Job: Omit every picture while repeating the entries exactly.

□ □ □ □ □

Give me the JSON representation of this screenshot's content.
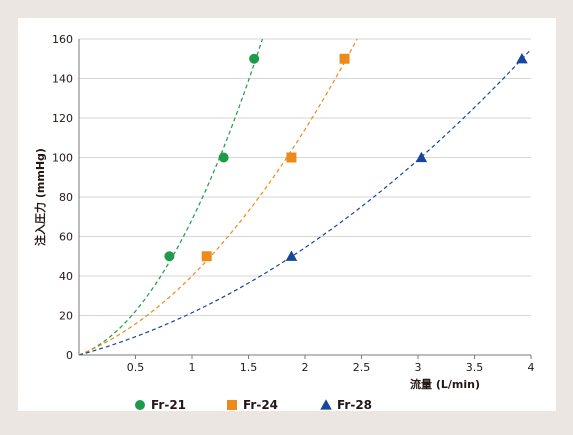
{
  "chart_data": {
    "type": "scatter",
    "title": "",
    "xlabel": "流量 (L/min)",
    "ylabel": "注入圧力 (mmHg)",
    "xlim": [
      0,
      4
    ],
    "ylim": [
      0,
      160
    ],
    "x_ticks": [
      0.5,
      1,
      1.5,
      2,
      2.5,
      3,
      3.5,
      4
    ],
    "y_ticks": [
      0,
      20,
      40,
      60,
      80,
      100,
      120,
      140,
      160
    ],
    "x_tick_labels": [
      "0.5",
      "1",
      "1.5",
      "2",
      "2.5",
      "3",
      "3.5",
      "4"
    ],
    "y_tick_labels": [
      "0",
      "20",
      "40",
      "60",
      "80",
      "100",
      "120",
      "140",
      "160"
    ],
    "grid": "horizontal",
    "legend": "bottom",
    "trendline": "dashed quadratic fit",
    "series": [
      {
        "name": "Fr-21",
        "marker": "circle",
        "color": "#1e9a4a",
        "x": [
          0.8,
          1.28,
          1.55
        ],
        "y": [
          50,
          100,
          150
        ]
      },
      {
        "name": "Fr-24",
        "marker": "square",
        "color": "#ee8a1a",
        "x": [
          1.13,
          1.88,
          2.35
        ],
        "y": [
          50,
          100,
          150
        ]
      },
      {
        "name": "Fr-28",
        "marker": "triangle",
        "color": "#16479a",
        "x": [
          1.88,
          3.03,
          3.92
        ],
        "y": [
          50,
          100,
          150
        ]
      }
    ]
  }
}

□ □ □ □ □

Result of this exercise:
Give me the JSON representation of this screenshot's content.
{
  "chart_data": {
    "type": "scatter",
    "title": "",
    "xlabel": "流量 (L/min)",
    "ylabel": "注入圧力 (mmHg)",
    "xlim": [
      0,
      4
    ],
    "ylim": [
      0,
      160
    ],
    "x_ticks": [
      0.5,
      1,
      1.5,
      2,
      2.5,
      3,
      3.5,
      4
    ],
    "y_ticks": [
      0,
      20,
      40,
      60,
      80,
      100,
      120,
      140,
      160
    ],
    "x_tick_labels": [
      "0.5",
      "1",
      "1.5",
      "2",
      "2.5",
      "3",
      "3.5",
      "4"
    ],
    "y_tick_labels": [
      "0",
      "20",
      "40",
      "60",
      "80",
      "100",
      "120",
      "140",
      "160"
    ],
    "grid": "horizontal",
    "legend": "bottom",
    "trendline": "dashed quadratic fit",
    "series": [
      {
        "name": "Fr-21",
        "marker": "circle",
        "color": "#1e9a4a",
        "x": [
          0.8,
          1.28,
          1.55
        ],
        "y": [
          50,
          100,
          150
        ]
      },
      {
        "name": "Fr-24",
        "marker": "square",
        "color": "#ee8a1a",
        "x": [
          1.13,
          1.88,
          2.35
        ],
        "y": [
          50,
          100,
          150
        ]
      },
      {
        "name": "Fr-28",
        "marker": "triangle",
        "color": "#16479a",
        "x": [
          1.88,
          3.03,
          3.92
        ],
        "y": [
          50,
          100,
          150
        ]
      }
    ]
  }
}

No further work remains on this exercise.